**Exercise aim**
Repeat the listing in full, exactly as it stands.

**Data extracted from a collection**
########################################

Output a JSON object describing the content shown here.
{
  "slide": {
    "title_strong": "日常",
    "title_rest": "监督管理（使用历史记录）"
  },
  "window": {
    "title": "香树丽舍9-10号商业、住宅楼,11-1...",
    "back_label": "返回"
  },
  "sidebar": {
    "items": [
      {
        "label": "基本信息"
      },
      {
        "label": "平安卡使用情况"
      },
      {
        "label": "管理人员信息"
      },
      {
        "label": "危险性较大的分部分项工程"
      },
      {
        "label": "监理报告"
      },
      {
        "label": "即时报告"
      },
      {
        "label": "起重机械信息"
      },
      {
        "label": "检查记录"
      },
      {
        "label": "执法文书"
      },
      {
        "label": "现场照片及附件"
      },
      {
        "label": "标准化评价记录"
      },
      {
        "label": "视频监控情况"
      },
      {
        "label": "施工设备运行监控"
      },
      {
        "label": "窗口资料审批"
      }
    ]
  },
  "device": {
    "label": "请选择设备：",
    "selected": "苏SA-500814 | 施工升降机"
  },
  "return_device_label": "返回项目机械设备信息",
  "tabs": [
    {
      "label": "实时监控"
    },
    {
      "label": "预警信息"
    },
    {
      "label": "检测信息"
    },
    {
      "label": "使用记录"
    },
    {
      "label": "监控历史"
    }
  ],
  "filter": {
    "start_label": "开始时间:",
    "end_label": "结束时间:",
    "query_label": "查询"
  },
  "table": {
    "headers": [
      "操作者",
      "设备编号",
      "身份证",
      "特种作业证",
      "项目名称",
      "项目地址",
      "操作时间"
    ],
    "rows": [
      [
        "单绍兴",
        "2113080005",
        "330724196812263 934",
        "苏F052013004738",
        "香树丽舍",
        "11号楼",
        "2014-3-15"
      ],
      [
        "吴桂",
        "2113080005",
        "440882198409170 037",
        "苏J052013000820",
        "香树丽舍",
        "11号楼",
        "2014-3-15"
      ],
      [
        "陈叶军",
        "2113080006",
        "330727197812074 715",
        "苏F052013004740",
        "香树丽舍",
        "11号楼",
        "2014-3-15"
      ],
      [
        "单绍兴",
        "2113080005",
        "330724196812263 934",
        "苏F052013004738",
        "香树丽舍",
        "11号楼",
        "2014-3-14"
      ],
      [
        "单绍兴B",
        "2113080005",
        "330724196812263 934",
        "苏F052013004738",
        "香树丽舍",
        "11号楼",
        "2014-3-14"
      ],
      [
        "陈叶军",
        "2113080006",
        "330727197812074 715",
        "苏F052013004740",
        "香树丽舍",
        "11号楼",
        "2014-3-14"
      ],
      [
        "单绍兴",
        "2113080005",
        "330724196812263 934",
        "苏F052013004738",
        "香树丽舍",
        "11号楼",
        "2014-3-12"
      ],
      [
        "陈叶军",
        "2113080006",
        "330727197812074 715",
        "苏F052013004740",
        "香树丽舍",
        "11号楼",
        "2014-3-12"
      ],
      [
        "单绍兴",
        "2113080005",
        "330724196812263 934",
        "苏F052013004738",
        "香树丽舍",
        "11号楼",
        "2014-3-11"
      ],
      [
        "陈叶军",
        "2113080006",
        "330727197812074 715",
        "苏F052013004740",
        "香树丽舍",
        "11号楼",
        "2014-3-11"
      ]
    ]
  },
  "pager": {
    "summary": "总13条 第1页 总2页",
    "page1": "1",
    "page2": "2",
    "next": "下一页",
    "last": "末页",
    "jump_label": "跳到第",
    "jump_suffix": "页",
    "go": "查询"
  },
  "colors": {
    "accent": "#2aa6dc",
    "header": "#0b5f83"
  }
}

########################################

**Answer to the problem**
Output a JSON object describing the content shown here.
{
  "slide": {
    "title_strong": "日常",
    "title_rest": "监督管理（使用历史记录）"
  },
  "window": {
    "title": "香树丽舍9-10号商业、住宅楼,11-1...",
    "back_label": "返回"
  },
  "sidebar": {
    "items": [
      {
        "label": "基本信息"
      },
      {
        "label": "平安卡使用情况"
      },
      {
        "label": "管理人员信息"
      },
      {
        "label": "危险性较大的分部分项工程"
      },
      {
        "label": "监理报告"
      },
      {
        "label": "即时报告"
      },
      {
        "label": "起重机械信息"
      },
      {
        "label": "检查记录"
      },
      {
        "label": "执法文书"
      },
      {
        "label": "现场照片及附件"
      },
      {
        "label": "标准化评价记录"
      },
      {
        "label": "视频监控情况"
      },
      {
        "label": "施工设备运行监控"
      },
      {
        "label": "窗口资料审批"
      }
    ]
  },
  "device": {
    "label": "请选择设备：",
    "selected": "苏SA-500814 | 施工升降机"
  },
  "return_device_label": "返回项目机械设备信息",
  "tabs": [
    {
      "label": "实时监控"
    },
    {
      "label": "预警信息"
    },
    {
      "label": "检测信息"
    },
    {
      "label": "使用记录"
    },
    {
      "label": "监控历史"
    }
  ],
  "filter": {
    "start_label": "开始时间:",
    "end_label": "结束时间:",
    "query_label": "查询"
  },
  "table": {
    "headers": [
      "操作者",
      "设备编号",
      "身份证",
      "特种作业证",
      "项目名称",
      "项目地址",
      "操作时间"
    ],
    "rows": [
      [
        "单绍兴",
        "2113080005",
        "330724196812263 934",
        "苏F052013004738",
        "香树丽舍",
        "11号楼",
        "2014-3-15"
      ],
      [
        "吴桂",
        "2113080005",
        "440882198409170 037",
        "苏J052013000820",
        "香树丽舍",
        "11号楼",
        "2014-3-15"
      ],
      [
        "陈叶军",
        "2113080006",
        "330727197812074 715",
        "苏F052013004740",
        "香树丽舍",
        "11号楼",
        "2014-3-15"
      ],
      [
        "单绍兴",
        "2113080005",
        "330724196812263 934",
        "苏F052013004738",
        "香树丽舍",
        "11号楼",
        "2014-3-14"
      ],
      [
        "单绍兴B",
        "2113080005",
        "330724196812263 934",
        "苏F052013004738",
        "香树丽舍",
        "11号楼",
        "2014-3-14"
      ],
      [
        "陈叶军",
        "2113080006",
        "330727197812074 715",
        "苏F052013004740",
        "香树丽舍",
        "11号楼",
        "2014-3-14"
      ],
      [
        "单绍兴",
        "2113080005",
        "330724196812263 934",
        "苏F052013004738",
        "香树丽舍",
        "11号楼",
        "2014-3-12"
      ],
      [
        "陈叶军",
        "2113080006",
        "330727197812074 715",
        "苏F052013004740",
        "香树丽舍",
        "11号楼",
        "2014-3-12"
      ],
      [
        "单绍兴",
        "2113080005",
        "330724196812263 934",
        "苏F052013004738",
        "香树丽舍",
        "11号楼",
        "2014-3-11"
      ],
      [
        "陈叶军",
        "2113080006",
        "330727197812074 715",
        "苏F052013004740",
        "香树丽舍",
        "11号楼",
        "2014-3-11"
      ]
    ]
  },
  "pager": {
    "summary": "总13条 第1页 总2页",
    "page1": "1",
    "page2": "2",
    "next": "下一页",
    "last": "末页",
    "jump_label": "跳到第",
    "jump_suffix": "页",
    "go": "查询"
  },
  "colors": {
    "accent": "#2aa6dc",
    "header": "#0b5f83"
  }
}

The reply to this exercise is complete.